Copy all lines in which the word "screenshot" can be found.

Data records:
───
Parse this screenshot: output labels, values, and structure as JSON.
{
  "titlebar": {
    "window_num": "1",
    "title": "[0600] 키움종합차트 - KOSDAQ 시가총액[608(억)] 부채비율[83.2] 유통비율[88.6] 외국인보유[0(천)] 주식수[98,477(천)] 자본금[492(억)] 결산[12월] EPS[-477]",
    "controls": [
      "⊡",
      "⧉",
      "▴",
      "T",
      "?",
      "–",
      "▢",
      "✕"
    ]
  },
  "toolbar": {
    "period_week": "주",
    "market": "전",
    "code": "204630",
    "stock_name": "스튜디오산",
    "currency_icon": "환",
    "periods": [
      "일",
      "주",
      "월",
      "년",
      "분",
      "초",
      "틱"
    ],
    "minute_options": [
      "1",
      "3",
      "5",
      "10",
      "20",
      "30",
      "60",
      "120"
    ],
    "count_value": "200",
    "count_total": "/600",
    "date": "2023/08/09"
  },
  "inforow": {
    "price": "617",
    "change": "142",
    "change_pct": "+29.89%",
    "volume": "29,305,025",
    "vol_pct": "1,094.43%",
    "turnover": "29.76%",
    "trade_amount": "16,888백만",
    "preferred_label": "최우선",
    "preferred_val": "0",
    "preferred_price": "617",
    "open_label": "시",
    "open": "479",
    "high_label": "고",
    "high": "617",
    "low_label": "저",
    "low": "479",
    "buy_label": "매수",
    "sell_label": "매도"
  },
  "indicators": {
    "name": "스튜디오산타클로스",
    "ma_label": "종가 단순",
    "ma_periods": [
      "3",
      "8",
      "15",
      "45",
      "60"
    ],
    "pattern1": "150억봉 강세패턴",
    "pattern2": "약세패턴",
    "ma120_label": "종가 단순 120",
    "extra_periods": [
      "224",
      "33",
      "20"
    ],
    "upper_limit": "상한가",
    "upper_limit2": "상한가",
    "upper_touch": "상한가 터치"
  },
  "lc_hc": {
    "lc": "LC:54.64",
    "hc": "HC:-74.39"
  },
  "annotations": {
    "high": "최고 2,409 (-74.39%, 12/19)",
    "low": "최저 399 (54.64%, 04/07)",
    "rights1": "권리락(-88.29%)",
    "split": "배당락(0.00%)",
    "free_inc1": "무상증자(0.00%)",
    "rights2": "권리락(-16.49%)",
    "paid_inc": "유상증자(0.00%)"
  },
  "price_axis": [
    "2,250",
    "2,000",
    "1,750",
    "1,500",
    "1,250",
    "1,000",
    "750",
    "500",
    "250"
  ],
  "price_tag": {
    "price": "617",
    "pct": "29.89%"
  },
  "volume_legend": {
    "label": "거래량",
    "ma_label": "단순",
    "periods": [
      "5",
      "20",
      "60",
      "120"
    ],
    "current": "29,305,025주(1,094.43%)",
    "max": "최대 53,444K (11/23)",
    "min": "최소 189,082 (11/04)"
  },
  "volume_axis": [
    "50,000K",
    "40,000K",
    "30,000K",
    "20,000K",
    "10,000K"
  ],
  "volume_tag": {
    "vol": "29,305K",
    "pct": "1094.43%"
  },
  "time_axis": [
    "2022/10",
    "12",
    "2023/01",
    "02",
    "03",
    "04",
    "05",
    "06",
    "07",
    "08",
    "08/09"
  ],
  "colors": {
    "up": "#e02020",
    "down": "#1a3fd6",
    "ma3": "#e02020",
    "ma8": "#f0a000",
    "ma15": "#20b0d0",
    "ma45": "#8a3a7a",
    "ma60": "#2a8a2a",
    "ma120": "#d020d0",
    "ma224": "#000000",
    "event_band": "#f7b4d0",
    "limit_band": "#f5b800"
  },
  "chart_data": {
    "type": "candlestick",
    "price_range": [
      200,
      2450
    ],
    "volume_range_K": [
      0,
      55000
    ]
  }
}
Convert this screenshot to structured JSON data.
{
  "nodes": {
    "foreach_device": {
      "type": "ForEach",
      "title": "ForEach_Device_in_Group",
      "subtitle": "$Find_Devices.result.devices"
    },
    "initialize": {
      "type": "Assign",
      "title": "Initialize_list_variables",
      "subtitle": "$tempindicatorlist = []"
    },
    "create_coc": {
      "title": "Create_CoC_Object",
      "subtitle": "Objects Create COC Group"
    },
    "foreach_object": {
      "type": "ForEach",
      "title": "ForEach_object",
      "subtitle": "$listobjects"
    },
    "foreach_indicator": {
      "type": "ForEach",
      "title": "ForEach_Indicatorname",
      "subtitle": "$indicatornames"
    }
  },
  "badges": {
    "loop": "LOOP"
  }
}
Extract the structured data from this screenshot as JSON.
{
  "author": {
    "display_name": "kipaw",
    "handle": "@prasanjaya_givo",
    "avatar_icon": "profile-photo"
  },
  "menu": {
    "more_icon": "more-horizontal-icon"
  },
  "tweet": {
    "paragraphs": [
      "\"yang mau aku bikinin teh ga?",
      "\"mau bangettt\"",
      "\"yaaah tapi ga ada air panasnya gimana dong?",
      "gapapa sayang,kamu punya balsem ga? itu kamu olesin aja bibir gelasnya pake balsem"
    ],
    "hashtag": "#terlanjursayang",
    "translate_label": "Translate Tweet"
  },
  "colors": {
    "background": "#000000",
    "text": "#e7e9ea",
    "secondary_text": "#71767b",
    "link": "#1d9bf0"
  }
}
───
**Exercise solution:**
Parse this screenshot: output labels, values, and structure as JSON.
Convert this screenshot to structured JSON data.
Extract the structured data from this screenshot as JSON.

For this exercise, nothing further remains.